[Data entries for graphics]
** begin **
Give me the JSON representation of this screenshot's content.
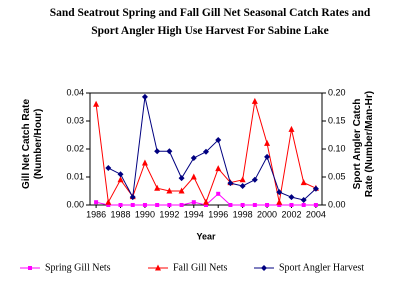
{
  "chart_data": {
    "type": "line",
    "title": "Sand Seatrout Spring and Fall Gill Net Seasonal Catch Rates and Sport Angler High Use Harvest For Sabine Lake",
    "x_label": "Year",
    "y_label": "Gill Net Catch Rate (Number/Hour)",
    "y2_label": "Sport Angler Catch Rate (Number/Man-Hr)",
    "x": [
      1986,
      1987,
      1988,
      1989,
      1990,
      1991,
      1992,
      1993,
      1994,
      1995,
      1996,
      1997,
      1998,
      1999,
      2000,
      2001,
      2002,
      2003,
      2004
    ],
    "xlim": [
      1985.5,
      2004.5
    ],
    "xticks": [
      1986,
      1988,
      1990,
      1992,
      1994,
      1996,
      1998,
      2000,
      2002,
      2004
    ],
    "ylim": [
      0,
      0.04
    ],
    "yticks": [
      {
        "value": 0,
        "label": "0.00"
      },
      {
        "value": 0.01,
        "label": "0.01"
      },
      {
        "value": 0.02,
        "label": "0.02"
      },
      {
        "value": 0.03,
        "label": "0.03"
      },
      {
        "value": 0.04,
        "label": "0.04"
      }
    ],
    "y2lim": [
      0,
      0.2
    ],
    "y2ticks": [
      {
        "value": 0,
        "label": "0.00"
      },
      {
        "value": 0.05,
        "label": "0.05"
      },
      {
        "value": 0.1,
        "label": "0.10"
      },
      {
        "value": 0.15,
        "label": "0.15"
      },
      {
        "value": 0.2,
        "label": "0.20"
      }
    ],
    "series": [
      {
        "name": "Spring Gill Nets",
        "color": "#ff00ff",
        "marker": "square",
        "values": [
          0.001,
          0,
          0,
          0,
          0,
          0,
          0,
          0,
          0.001,
          0,
          0.004,
          0,
          0,
          0,
          0,
          0,
          0,
          0,
          0
        ]
      },
      {
        "name": "Fall Gill Nets",
        "color": "#ff0000",
        "marker": "triangle",
        "values": [
          0.036,
          0.001,
          0.009,
          0.003,
          0.015,
          0.006,
          0.005,
          0.005,
          0.01,
          0.001,
          0.013,
          0.008,
          0.009,
          0.037,
          0.022,
          0.001,
          0.027,
          0.008,
          0.006
        ]
      },
      {
        "name": "Sport Angler Harvest",
        "color": "#000080",
        "marker": "diamond",
        "axis": "y2",
        "values": [
          null,
          0.066,
          0.055,
          0.014,
          0.193,
          0.096,
          0.096,
          0.048,
          0.084,
          0.095,
          0.116,
          0.039,
          0.034,
          0.045,
          0.086,
          0.023,
          0.014,
          0.009,
          0.029
        ]
      }
    ]
  }
}
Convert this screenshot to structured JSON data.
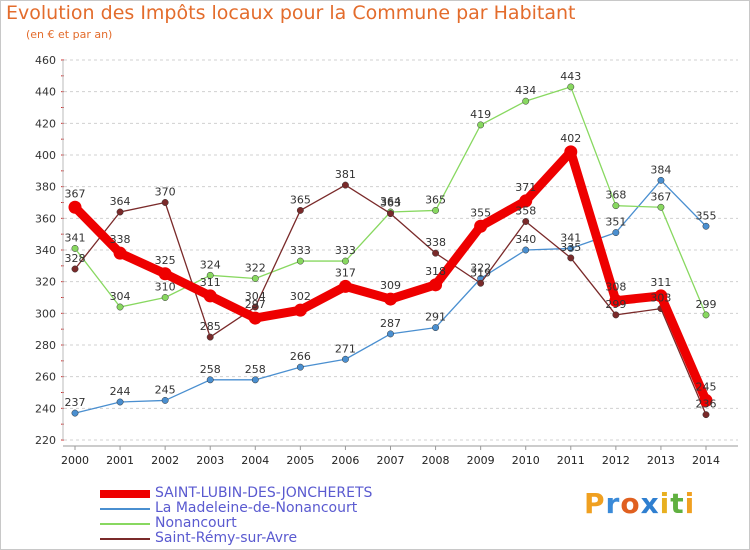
{
  "header": {
    "title": "Evolution des Impôts locaux pour la Commune par Habitant",
    "subtitle": "(en € et par an)"
  },
  "logo": {
    "letters": [
      "P",
      "r",
      "o",
      "x",
      "i",
      "t",
      "i"
    ],
    "colors": [
      "#f0a020",
      "#3a8ad8",
      "#e06020",
      "#2f7fd0",
      "#e8b020",
      "#60b040",
      "#f0a020"
    ]
  },
  "chart_data": {
    "type": "line",
    "title": "Evolution des Impôts locaux pour la Commune par Habitant",
    "subtitle": "(en € et par an)",
    "x": [
      "2000",
      "2001",
      "2002",
      "2003",
      "2004",
      "2005",
      "2006",
      "2007",
      "2008",
      "2009",
      "2010",
      "2011",
      "2012",
      "2013",
      "2014"
    ],
    "ylim": [
      220,
      460
    ],
    "yticks": [
      220,
      240,
      260,
      280,
      300,
      320,
      340,
      360,
      380,
      400,
      420,
      440,
      460
    ],
    "grid": "horizontal-dashed",
    "legend_position": "bottom-left",
    "series": [
      {
        "name": "La Madeleine-de-Nonancourt",
        "color": "#4a8fd0",
        "values": [
          237,
          244,
          245,
          258,
          258,
          266,
          271,
          287,
          291,
          322,
          340,
          341,
          351,
          384,
          355
        ]
      },
      {
        "name": "Nonancourt",
        "color": "#88d860",
        "values": [
          341,
          304,
          310,
          324,
          322,
          333,
          333,
          364,
          365,
          419,
          434,
          443,
          368,
          367,
          299
        ]
      },
      {
        "name": "Saint-Rémy-sur-Avre",
        "color": "#7a2a2a",
        "values": [
          328,
          364,
          370,
          285,
          304,
          365,
          381,
          363,
          338,
          319,
          358,
          335,
          299,
          303,
          236
        ]
      },
      {
        "name": "SAINT-LUBIN-DES-JONCHERETS",
        "color": "#ee0000",
        "values": [
          367,
          338,
          325,
          311,
          297,
          302,
          317,
          309,
          318,
          355,
          371,
          402,
          308,
          311,
          245
        ]
      }
    ]
  }
}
** end **
Every record above should be transcribed exactly; the pictures stay out of the copy.

Give me the JSON representation of this screenshot's content.
{
  "chart_data": {
    "type": "line",
    "title": "Sand Seatrout Spring and Fall Gill Net Seasonal Catch Rates and Sport Angler High Use Harvest For Sabine Lake",
    "x_label": "Year",
    "y_label": "Gill Net Catch Rate (Number/Hour)",
    "y2_label": "Sport Angler Catch Rate (Number/Man-Hr)",
    "x": [
      1986,
      1987,
      1988,
      1989,
      1990,
      1991,
      1992,
      1993,
      1994,
      1995,
      1996,
      1997,
      1998,
      1999,
      2000,
      2001,
      2002,
      2003,
      2004
    ],
    "xlim": [
      1985.5,
      2004.5
    ],
    "xticks": [
      1986,
      1988,
      1990,
      1992,
      1994,
      1996,
      1998,
      2000,
      2002,
      2004
    ],
    "ylim": [
      0,
      0.04
    ],
    "yticks": [
      {
        "value": 0,
        "label": "0.00"
      },
      {
        "value": 0.01,
        "label": "0.01"
      },
      {
        "value": 0.02,
        "label": "0.02"
      },
      {
        "value": 0.03,
        "label": "0.03"
      },
      {
        "value": 0.04,
        "label": "0.04"
      }
    ],
    "y2lim": [
      0,
      0.2
    ],
    "y2ticks": [
      {
        "value": 0,
        "label": "0.00"
      },
      {
        "value": 0.05,
        "label": "0.05"
      },
      {
        "value": 0.1,
        "label": "0.10"
      },
      {
        "value": 0.15,
        "label": "0.15"
      },
      {
        "value": 0.2,
        "label": "0.20"
      }
    ],
    "series": [
      {
        "name": "Spring Gill Nets",
        "color": "#ff00ff",
        "marker": "square",
        "values": [
          0.001,
          0,
          0,
          0,
          0,
          0,
          0,
          0,
          0.001,
          0,
          0.004,
          0,
          0,
          0,
          0,
          0,
          0,
          0,
          0
        ]
      },
      {
        "name": "Fall Gill Nets",
        "color": "#ff0000",
        "marker": "triangle",
        "values": [
          0.036,
          0.001,
          0.009,
          0.003,
          0.015,
          0.006,
          0.005,
          0.005,
          0.01,
          0.001,
          0.013,
          0.008,
          0.009,
          0.037,
          0.022,
          0.001,
          0.027,
          0.008,
          0.006
        ]
      },
      {
        "name": "Sport Angler Harvest",
        "color": "#000080",
        "marker": "diamond",
        "axis": "y2",
        "values": [
          null,
          0.066,
          0.055,
          0.014,
          0.193,
          0.096,
          0.096,
          0.048,
          0.084,
          0.095,
          0.116,
          0.039,
          0.034,
          0.045,
          0.086,
          0.023,
          0.014,
          0.009,
          0.029
        ]
      }
    ]
  }
}
Convert this screenshot to structured JSON data.
{
  "header": {
    "title": "Evolution des Impôts locaux pour la Commune par Habitant",
    "subtitle": "(en € et par an)"
  },
  "logo": {
    "letters": [
      "P",
      "r",
      "o",
      "x",
      "i",
      "t",
      "i"
    ],
    "colors": [
      "#f0a020",
      "#3a8ad8",
      "#e06020",
      "#2f7fd0",
      "#e8b020",
      "#60b040",
      "#f0a020"
    ]
  },
  "chart_data": {
    "type": "line",
    "title": "Evolution des Impôts locaux pour la Commune par Habitant",
    "subtitle": "(en € et par an)",
    "x": [
      "2000",
      "2001",
      "2002",
      "2003",
      "2004",
      "2005",
      "2006",
      "2007",
      "2008",
      "2009",
      "2010",
      "2011",
      "2012",
      "2013",
      "2014"
    ],
    "ylim": [
      220,
      460
    ],
    "yticks": [
      220,
      240,
      260,
      280,
      300,
      320,
      340,
      360,
      380,
      400,
      420,
      440,
      460
    ],
    "grid": "horizontal-dashed",
    "legend_position": "bottom-left",
    "series": [
      {
        "name": "La Madeleine-de-Nonancourt",
        "color": "#4a8fd0",
        "values": [
          237,
          244,
          245,
          258,
          258,
          266,
          271,
          287,
          291,
          322,
          340,
          341,
          351,
          384,
          355
        ]
      },
      {
        "name": "Nonancourt",
        "color": "#88d860",
        "values": [
          341,
          304,
          310,
          324,
          322,
          333,
          333,
          364,
          365,
          419,
          434,
          443,
          368,
          367,
          299
        ]
      },
      {
        "name": "Saint-Rémy-sur-Avre",
        "color": "#7a2a2a",
        "values": [
          328,
          364,
          370,
          285,
          304,
          365,
          381,
          363,
          338,
          319,
          358,
          335,
          299,
          303,
          236
        ]
      },
      {
        "name": "SAINT-LUBIN-DES-JONCHERETS",
        "color": "#ee0000",
        "values": [
          367,
          338,
          325,
          311,
          297,
          302,
          317,
          309,
          318,
          355,
          371,
          402,
          308,
          311,
          245
        ]
      }
    ]
  }
}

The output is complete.